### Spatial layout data
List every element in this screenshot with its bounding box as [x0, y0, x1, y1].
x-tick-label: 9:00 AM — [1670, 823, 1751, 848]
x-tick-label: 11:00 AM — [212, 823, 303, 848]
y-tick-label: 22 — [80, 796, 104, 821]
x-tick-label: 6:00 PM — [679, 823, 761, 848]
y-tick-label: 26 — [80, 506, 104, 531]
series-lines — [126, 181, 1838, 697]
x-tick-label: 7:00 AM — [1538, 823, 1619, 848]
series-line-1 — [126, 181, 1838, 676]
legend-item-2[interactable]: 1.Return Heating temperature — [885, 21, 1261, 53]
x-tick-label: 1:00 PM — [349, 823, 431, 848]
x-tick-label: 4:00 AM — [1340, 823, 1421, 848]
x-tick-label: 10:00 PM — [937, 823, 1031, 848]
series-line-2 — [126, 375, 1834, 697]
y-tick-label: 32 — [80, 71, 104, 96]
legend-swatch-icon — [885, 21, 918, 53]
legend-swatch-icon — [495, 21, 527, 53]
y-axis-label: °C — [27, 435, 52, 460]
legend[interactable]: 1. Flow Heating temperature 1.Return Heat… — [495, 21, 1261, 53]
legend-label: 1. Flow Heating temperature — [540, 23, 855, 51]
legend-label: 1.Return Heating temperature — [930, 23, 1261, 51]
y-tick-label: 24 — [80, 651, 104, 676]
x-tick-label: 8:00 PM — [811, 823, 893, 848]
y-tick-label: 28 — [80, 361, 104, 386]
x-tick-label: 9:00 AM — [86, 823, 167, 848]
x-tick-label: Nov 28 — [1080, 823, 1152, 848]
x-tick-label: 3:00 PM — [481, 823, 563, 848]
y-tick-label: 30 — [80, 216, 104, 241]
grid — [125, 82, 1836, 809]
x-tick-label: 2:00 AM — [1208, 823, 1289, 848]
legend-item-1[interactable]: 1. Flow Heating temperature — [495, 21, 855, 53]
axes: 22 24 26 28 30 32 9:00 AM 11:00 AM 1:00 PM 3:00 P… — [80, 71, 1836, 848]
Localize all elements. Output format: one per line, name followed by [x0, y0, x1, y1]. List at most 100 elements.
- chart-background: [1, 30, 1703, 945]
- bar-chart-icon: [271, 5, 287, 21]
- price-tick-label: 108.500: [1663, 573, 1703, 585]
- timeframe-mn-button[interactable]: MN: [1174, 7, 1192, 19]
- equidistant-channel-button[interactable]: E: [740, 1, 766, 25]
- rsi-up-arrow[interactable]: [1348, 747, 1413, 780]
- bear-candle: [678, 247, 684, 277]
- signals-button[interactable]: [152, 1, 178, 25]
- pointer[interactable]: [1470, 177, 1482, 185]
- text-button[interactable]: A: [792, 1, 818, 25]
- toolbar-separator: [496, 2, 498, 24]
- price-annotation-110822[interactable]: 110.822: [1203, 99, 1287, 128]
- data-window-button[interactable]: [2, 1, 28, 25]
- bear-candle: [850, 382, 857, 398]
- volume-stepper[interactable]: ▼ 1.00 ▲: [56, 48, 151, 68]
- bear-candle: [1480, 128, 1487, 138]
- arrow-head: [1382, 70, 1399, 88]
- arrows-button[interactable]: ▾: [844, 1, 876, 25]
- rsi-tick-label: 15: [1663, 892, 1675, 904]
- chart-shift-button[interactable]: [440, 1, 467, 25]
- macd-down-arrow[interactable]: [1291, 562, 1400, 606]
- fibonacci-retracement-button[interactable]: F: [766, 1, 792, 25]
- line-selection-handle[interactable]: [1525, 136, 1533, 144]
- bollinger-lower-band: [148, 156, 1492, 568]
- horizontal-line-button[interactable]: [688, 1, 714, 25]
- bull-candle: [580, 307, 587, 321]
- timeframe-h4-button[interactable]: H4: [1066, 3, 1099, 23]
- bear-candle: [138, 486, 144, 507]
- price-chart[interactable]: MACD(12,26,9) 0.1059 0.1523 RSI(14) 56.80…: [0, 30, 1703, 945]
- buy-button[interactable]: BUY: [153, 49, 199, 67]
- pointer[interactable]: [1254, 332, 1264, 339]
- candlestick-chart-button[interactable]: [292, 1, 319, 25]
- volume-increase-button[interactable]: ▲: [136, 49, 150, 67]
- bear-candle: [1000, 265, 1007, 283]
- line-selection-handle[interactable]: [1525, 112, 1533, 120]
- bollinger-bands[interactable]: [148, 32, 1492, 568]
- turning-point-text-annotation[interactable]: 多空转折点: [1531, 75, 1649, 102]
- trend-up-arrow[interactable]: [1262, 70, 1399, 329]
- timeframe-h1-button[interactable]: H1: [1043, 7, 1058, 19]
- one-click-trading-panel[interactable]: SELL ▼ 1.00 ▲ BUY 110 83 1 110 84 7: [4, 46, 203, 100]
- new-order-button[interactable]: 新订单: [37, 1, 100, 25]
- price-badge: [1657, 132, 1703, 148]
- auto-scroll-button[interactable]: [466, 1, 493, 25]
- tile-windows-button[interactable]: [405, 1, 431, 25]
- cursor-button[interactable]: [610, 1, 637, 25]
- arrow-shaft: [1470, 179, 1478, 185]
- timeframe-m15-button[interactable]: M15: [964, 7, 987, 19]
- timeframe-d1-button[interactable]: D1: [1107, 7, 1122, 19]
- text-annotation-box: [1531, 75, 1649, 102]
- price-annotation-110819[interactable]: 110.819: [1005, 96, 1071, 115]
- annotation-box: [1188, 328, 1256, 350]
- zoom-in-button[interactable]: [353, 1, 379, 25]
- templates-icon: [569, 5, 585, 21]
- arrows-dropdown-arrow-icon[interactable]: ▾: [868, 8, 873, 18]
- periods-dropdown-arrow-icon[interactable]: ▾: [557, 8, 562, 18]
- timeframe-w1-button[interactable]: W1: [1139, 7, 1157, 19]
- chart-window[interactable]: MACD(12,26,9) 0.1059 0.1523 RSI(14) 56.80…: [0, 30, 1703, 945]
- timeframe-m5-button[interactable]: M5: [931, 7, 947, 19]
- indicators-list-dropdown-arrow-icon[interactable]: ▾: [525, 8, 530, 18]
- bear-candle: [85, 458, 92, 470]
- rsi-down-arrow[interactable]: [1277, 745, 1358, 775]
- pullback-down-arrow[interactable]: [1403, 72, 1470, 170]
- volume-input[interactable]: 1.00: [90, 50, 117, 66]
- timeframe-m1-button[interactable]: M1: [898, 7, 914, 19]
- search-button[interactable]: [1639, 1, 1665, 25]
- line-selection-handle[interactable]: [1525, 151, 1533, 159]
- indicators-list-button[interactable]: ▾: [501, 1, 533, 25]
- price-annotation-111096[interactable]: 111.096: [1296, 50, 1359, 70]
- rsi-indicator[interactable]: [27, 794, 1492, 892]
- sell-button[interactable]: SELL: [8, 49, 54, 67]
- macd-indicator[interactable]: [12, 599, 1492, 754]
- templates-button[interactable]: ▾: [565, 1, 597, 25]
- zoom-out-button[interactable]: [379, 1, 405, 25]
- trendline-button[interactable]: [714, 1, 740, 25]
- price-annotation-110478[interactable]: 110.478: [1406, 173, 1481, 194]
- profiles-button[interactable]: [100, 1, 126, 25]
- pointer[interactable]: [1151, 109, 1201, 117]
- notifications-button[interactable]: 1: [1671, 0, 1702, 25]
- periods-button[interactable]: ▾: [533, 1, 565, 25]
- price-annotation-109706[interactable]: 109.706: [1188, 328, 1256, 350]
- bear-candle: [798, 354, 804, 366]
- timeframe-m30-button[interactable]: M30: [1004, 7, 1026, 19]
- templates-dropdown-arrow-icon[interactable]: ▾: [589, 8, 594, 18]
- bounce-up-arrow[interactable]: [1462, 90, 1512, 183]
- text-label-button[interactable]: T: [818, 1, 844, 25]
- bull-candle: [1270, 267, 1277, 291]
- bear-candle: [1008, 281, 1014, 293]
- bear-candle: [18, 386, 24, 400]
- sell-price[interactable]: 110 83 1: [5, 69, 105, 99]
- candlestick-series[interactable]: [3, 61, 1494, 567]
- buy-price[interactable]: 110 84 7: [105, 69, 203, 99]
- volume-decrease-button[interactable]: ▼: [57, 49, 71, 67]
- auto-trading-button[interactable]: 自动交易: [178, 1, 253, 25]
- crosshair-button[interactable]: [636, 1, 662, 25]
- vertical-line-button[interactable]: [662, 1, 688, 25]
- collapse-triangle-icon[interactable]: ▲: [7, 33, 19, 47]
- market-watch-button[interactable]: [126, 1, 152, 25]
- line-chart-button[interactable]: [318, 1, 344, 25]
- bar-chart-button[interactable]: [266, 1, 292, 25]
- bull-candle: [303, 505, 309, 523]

### TASK TO COMPLETE
Please render the entries as a numbered list, beginning with the first line and ending with the line containing "- price-tick-label: 108.500: [1663, 573, 1703, 585]". Omit any blank lines.

### TASK RESPONSE
1. List every element in this screenshot with its bounding box as [x0, y0, x1, y1].
2. x-tick-label: 9:00 AM — [1670, 823, 1751, 848]
3. x-tick-label: 11:00 AM — [212, 823, 303, 848]
4. y-tick-label: 22 — [80, 796, 104, 821]
5. x-tick-label: 6:00 PM — [679, 823, 761, 848]
6. y-tick-label: 26 — [80, 506, 104, 531]
7. series-lines — [126, 181, 1838, 697]
8. x-tick-label: 7:00 AM — [1538, 823, 1619, 848]
9. series-line-1 — [126, 181, 1838, 676]
10. legend-item-2[interactable]: 1.Return Heating temperature — [885, 21, 1261, 53]
11. x-tick-label: 1:00 PM — [349, 823, 431, 848]
12. x-tick-label: 4:00 AM — [1340, 823, 1421, 848]
13. x-tick-label: 10:00 PM — [937, 823, 1031, 848]
14. series-line-2 — [126, 375, 1834, 697]
15. y-tick-label: 32 — [80, 71, 104, 96]
16. legend-swatch-icon — [885, 21, 918, 53]
17. legend-swatch-icon — [495, 21, 527, 53]
18. y-axis-label: °C — [27, 435, 52, 460]
19. legend[interactable]: 1. Flow Heating temperature 1.Return Heat… — [495, 21, 1261, 53]
20. legend-label: 1. Flow Heating temperature — [540, 23, 855, 51]
21. legend-label: 1.Return Heating temperature — [930, 23, 1261, 51]
22. y-tick-label: 24 — [80, 651, 104, 676]
23. x-tick-label: 8:00 PM — [811, 823, 893, 848]
24. y-tick-label: 28 — [80, 361, 104, 386]
25. x-tick-label: 9:00 AM — [86, 823, 167, 848]
26. x-tick-label: Nov 28 — [1080, 823, 1152, 848]
27. x-tick-label: 3:00 PM — [481, 823, 563, 848]
28. y-tick-label: 30 — [80, 216, 104, 241]
29. grid — [125, 82, 1836, 809]
30. x-tick-label: 2:00 AM — [1208, 823, 1289, 848]
31. legend-item-1[interactable]: 1. Flow Heating temperature — [495, 21, 855, 53]
32. axes: 22 24 26 28 30 32 9:00 AM 11:00 AM 1:00 PM 3:00 P… — [80, 71, 1836, 848]
33. Localize all elements. Output format: one per line, name followed by [x0, y0, x1, y1]. List at most 100 elements.
34. - chart-background: [1, 30, 1703, 945]
35. - bar-chart-icon: [271, 5, 287, 21]
36. - price-tick-label: 108.500: [1663, 573, 1703, 585]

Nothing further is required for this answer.